* [INSTRUCTIONS TO FOLLOW]
Quote the data below in full, please, without altering anything.

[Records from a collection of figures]
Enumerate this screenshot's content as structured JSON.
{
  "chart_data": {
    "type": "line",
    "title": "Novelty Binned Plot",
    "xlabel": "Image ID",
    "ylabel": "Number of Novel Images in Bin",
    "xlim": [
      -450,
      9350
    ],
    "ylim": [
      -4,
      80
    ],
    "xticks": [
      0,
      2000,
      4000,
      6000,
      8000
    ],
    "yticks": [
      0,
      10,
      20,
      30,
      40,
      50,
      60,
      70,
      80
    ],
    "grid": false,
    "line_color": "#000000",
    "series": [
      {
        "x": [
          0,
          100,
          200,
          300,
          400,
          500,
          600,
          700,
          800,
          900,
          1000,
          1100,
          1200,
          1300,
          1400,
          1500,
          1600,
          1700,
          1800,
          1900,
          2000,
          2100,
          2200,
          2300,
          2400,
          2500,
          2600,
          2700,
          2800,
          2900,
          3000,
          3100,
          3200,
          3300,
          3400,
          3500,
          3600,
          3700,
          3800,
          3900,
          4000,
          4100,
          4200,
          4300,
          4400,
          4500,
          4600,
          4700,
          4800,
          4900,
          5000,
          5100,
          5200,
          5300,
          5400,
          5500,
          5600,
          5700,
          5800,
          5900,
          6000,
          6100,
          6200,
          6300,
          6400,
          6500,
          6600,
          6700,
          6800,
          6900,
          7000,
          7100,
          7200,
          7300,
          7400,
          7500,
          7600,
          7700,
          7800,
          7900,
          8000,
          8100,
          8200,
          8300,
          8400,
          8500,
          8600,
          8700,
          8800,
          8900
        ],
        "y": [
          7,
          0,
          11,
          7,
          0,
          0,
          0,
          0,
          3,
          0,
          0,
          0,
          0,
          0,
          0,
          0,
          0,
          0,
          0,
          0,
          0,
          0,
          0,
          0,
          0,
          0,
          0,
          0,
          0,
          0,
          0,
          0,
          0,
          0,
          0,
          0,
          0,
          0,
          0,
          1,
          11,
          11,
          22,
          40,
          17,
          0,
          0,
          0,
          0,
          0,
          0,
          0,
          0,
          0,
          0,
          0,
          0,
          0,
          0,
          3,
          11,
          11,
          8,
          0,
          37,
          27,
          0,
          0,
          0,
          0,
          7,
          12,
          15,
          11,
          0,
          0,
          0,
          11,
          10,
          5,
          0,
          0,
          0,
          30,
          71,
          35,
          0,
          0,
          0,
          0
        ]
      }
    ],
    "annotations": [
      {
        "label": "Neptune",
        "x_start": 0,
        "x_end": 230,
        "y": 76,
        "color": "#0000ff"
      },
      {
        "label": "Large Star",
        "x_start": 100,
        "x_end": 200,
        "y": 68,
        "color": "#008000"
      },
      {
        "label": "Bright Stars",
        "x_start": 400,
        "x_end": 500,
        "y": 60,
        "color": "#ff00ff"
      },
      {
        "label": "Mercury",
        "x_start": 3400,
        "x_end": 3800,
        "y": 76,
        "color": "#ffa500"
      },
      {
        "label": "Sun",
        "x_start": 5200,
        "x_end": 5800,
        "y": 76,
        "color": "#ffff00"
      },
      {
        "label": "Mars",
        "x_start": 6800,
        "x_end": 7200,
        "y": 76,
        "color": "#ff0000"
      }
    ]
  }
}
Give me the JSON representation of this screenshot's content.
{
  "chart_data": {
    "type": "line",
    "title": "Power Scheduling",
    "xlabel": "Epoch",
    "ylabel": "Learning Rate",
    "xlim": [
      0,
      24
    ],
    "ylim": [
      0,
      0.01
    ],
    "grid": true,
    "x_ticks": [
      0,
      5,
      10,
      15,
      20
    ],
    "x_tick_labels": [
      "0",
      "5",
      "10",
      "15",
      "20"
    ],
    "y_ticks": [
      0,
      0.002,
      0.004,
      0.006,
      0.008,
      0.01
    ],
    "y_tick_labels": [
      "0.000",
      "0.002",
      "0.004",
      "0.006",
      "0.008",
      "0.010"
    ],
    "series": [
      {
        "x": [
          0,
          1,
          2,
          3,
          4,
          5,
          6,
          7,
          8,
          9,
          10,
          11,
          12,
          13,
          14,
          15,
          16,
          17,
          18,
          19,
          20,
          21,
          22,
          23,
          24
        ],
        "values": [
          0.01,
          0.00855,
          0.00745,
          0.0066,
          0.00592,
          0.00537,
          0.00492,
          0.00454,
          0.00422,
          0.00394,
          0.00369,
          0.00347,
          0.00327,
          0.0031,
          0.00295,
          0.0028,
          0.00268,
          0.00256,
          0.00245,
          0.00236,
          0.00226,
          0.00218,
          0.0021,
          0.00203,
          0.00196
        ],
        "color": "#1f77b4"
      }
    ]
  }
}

* [RESULT OF THIS EXERCISE]
Enumerate this screenshot's content as structured JSON.
{
  "chart_data": {
    "type": "line",
    "title": "Novelty Binned Plot",
    "xlabel": "Image ID",
    "ylabel": "Number of Novel Images in Bin",
    "xlim": [
      -450,
      9350
    ],
    "ylim": [
      -4,
      80
    ],
    "xticks": [
      0,
      2000,
      4000,
      6000,
      8000
    ],
    "yticks": [
      0,
      10,
      20,
      30,
      40,
      50,
      60,
      70,
      80
    ],
    "grid": false,
    "line_color": "#000000",
    "series": [
      {
        "x": [
          0,
          100,
          200,
          300,
          400,
          500,
          600,
          700,
          800,
          900,
          1000,
          1100,
          1200,
          1300,
          1400,
          1500,
          1600,
          1700,
          1800,
          1900,
          2000,
          2100,
          2200,
          2300,
          2400,
          2500,
          2600,
          2700,
          2800,
          2900,
          3000,
          3100,
          3200,
          3300,
          3400,
          3500,
          3600,
          3700,
          3800,
          3900,
          4000,
          4100,
          4200,
          4300,
          4400,
          4500,
          4600,
          4700,
          4800,
          4900,
          5000,
          5100,
          5200,
          5300,
          5400,
          5500,
          5600,
          5700,
          5800,
          5900,
          6000,
          6100,
          6200,
          6300,
          6400,
          6500,
          6600,
          6700,
          6800,
          6900,
          7000,
          7100,
          7200,
          7300,
          7400,
          7500,
          7600,
          7700,
          7800,
          7900,
          8000,
          8100,
          8200,
          8300,
          8400,
          8500,
          8600,
          8700,
          8800,
          8900
        ],
        "y": [
          7,
          0,
          11,
          7,
          0,
          0,
          0,
          0,
          3,
          0,
          0,
          0,
          0,
          0,
          0,
          0,
          0,
          0,
          0,
          0,
          0,
          0,
          0,
          0,
          0,
          0,
          0,
          0,
          0,
          0,
          0,
          0,
          0,
          0,
          0,
          0,
          0,
          0,
          0,
          1,
          11,
          11,
          22,
          40,
          17,
          0,
          0,
          0,
          0,
          0,
          0,
          0,
          0,
          0,
          0,
          0,
          0,
          0,
          0,
          3,
          11,
          11,
          8,
          0,
          37,
          27,
          0,
          0,
          0,
          0,
          7,
          12,
          15,
          11,
          0,
          0,
          0,
          11,
          10,
          5,
          0,
          0,
          0,
          30,
          71,
          35,
          0,
          0,
          0,
          0
        ]
      }
    ],
    "annotations": [
      {
        "label": "Neptune",
        "x_start": 0,
        "x_end": 230,
        "y": 76,
        "color": "#0000ff"
      },
      {
        "label": "Large Star",
        "x_start": 100,
        "x_end": 200,
        "y": 68,
        "color": "#008000"
      },
      {
        "label": "Bright Stars",
        "x_start": 400,
        "x_end": 500,
        "y": 60,
        "color": "#ff00ff"
      },
      {
        "label": "Mercury",
        "x_start": 3400,
        "x_end": 3800,
        "y": 76,
        "color": "#ffa500"
      },
      {
        "label": "Sun",
        "x_start": 5200,
        "x_end": 5800,
        "y": 76,
        "color": "#ffff00"
      },
      {
        "label": "Mars",
        "x_start": 6800,
        "x_end": 7200,
        "y": 76,
        "color": "#ff0000"
      }
    ]
  }
}
Give me the JSON representation of this screenshot's content.
{
  "chart_data": {
    "type": "line",
    "title": "Power Scheduling",
    "xlabel": "Epoch",
    "ylabel": "Learning Rate",
    "xlim": [
      0,
      24
    ],
    "ylim": [
      0,
      0.01
    ],
    "grid": true,
    "x_ticks": [
      0,
      5,
      10,
      15,
      20
    ],
    "x_tick_labels": [
      "0",
      "5",
      "10",
      "15",
      "20"
    ],
    "y_ticks": [
      0,
      0.002,
      0.004,
      0.006,
      0.008,
      0.01
    ],
    "y_tick_labels": [
      "0.000",
      "0.002",
      "0.004",
      "0.006",
      "0.008",
      "0.010"
    ],
    "series": [
      {
        "x": [
          0,
          1,
          2,
          3,
          4,
          5,
          6,
          7,
          8,
          9,
          10,
          11,
          12,
          13,
          14,
          15,
          16,
          17,
          18,
          19,
          20,
          21,
          22,
          23,
          24
        ],
        "values": [
          0.01,
          0.00855,
          0.00745,
          0.0066,
          0.00592,
          0.00537,
          0.00492,
          0.00454,
          0.00422,
          0.00394,
          0.00369,
          0.00347,
          0.00327,
          0.0031,
          0.00295,
          0.0028,
          0.00268,
          0.00256,
          0.00245,
          0.00236,
          0.00226,
          0.00218,
          0.0021,
          0.00203,
          0.00196
        ],
        "color": "#1f77b4"
      }
    ]
  }
}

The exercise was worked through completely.